→ **What the task requires**
Extract all lines from the data beneath that include the word "worsen".

Collected data:
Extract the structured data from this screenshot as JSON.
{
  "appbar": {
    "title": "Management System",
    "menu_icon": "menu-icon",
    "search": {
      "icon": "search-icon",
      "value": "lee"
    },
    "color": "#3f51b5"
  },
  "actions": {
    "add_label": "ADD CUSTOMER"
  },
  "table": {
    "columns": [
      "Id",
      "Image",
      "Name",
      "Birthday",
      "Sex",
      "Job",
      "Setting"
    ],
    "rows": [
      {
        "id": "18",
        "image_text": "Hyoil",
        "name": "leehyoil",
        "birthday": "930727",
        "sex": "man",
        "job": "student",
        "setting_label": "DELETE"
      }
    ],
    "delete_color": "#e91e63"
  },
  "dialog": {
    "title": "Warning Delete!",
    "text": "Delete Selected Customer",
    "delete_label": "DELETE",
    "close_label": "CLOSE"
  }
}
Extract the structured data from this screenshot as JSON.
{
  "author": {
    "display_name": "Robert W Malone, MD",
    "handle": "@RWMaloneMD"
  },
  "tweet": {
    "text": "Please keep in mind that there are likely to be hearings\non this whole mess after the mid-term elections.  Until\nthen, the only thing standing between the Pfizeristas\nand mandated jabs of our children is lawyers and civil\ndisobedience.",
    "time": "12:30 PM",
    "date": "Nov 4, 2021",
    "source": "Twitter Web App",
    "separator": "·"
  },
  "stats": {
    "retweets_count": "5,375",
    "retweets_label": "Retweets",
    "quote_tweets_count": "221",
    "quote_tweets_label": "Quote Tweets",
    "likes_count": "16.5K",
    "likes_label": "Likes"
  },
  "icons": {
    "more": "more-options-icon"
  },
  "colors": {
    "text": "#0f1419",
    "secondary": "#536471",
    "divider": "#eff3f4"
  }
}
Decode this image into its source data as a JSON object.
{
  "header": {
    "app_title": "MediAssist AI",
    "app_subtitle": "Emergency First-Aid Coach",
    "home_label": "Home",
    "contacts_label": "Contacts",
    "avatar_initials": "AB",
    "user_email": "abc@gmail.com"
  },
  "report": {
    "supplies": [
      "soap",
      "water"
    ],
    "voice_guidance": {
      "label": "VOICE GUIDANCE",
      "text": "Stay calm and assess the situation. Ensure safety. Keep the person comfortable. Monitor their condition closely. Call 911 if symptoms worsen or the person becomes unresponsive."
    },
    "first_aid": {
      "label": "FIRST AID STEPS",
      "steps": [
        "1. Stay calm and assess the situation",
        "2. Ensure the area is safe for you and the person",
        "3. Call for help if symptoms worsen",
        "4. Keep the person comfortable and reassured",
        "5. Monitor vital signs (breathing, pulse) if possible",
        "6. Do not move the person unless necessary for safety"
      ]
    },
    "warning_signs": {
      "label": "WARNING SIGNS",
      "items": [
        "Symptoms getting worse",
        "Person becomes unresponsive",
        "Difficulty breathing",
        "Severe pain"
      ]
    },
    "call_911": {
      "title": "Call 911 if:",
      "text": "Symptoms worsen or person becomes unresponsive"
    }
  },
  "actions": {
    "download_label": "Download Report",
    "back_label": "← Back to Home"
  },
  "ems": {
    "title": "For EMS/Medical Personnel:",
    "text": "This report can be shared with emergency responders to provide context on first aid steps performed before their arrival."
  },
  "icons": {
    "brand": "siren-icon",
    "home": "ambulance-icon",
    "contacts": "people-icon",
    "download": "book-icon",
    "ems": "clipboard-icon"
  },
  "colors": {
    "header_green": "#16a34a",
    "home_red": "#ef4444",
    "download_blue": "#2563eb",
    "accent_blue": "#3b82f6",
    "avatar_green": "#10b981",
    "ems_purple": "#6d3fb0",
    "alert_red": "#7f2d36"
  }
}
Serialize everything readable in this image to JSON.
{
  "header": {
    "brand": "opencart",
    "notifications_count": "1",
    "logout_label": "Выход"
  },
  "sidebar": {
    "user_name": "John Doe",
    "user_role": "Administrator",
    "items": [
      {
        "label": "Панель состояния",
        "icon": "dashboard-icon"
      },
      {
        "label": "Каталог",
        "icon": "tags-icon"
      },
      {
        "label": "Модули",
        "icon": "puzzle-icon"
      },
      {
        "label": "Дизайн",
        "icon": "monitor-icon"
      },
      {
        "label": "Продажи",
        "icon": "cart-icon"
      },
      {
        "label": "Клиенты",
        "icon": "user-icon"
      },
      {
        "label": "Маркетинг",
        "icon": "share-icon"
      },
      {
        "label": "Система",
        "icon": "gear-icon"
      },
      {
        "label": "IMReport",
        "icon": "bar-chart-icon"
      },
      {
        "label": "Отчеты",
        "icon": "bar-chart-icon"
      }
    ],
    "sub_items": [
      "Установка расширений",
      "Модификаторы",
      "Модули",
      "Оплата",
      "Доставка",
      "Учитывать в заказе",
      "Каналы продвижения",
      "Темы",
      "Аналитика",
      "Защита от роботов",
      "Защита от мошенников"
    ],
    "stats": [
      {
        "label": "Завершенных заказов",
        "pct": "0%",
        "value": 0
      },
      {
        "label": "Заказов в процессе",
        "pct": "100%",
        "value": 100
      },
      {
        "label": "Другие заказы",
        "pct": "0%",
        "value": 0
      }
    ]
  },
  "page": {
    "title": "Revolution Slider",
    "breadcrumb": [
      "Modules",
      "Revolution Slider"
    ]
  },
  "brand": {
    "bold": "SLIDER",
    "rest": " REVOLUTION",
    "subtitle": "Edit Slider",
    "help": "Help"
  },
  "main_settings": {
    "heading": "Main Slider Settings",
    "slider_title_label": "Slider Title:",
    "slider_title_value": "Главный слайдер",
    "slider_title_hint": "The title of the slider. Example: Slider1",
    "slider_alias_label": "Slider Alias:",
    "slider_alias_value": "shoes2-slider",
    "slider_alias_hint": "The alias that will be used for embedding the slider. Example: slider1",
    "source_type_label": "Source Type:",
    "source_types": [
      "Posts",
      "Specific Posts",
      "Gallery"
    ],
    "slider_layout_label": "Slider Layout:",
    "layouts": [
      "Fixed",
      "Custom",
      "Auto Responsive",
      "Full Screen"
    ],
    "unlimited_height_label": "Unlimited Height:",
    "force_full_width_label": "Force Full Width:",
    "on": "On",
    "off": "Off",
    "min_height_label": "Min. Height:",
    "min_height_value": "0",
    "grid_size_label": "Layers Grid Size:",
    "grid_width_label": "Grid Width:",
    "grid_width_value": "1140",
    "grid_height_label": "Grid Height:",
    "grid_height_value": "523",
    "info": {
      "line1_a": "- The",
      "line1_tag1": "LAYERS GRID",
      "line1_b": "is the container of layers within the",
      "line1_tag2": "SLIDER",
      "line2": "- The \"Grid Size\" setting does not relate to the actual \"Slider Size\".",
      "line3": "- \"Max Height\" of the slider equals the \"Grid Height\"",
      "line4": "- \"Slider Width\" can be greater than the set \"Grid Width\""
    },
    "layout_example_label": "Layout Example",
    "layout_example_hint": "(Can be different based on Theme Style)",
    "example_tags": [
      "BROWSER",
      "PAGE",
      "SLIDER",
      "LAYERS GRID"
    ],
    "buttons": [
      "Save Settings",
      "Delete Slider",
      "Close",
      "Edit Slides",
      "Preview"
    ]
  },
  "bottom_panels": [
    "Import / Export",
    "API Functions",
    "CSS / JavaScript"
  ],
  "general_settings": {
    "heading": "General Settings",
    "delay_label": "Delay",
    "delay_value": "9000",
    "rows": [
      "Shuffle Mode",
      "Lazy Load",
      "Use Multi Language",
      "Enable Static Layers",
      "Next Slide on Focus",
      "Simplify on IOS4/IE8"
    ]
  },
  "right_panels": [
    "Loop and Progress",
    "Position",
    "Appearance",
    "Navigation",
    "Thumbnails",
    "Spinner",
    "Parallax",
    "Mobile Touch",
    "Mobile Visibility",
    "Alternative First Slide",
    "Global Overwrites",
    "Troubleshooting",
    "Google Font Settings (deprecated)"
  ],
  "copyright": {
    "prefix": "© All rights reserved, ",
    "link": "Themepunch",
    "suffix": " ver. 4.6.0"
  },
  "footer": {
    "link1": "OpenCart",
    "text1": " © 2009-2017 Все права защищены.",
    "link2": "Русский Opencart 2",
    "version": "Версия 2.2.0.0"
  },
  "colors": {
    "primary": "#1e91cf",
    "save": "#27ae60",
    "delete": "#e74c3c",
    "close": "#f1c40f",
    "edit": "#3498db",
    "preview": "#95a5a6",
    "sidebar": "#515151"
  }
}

→ **Worked solution**
      "text": "Stay calm and assess the situation. Ensure safety. Keep the person comfortable. Monitor their condition closely. Call 911 if symptoms worsen or the person becomes unresponsive."
        "3. Call for help if symptoms worsen",
      "text": "Symptoms worsen or person becomes unresponsive"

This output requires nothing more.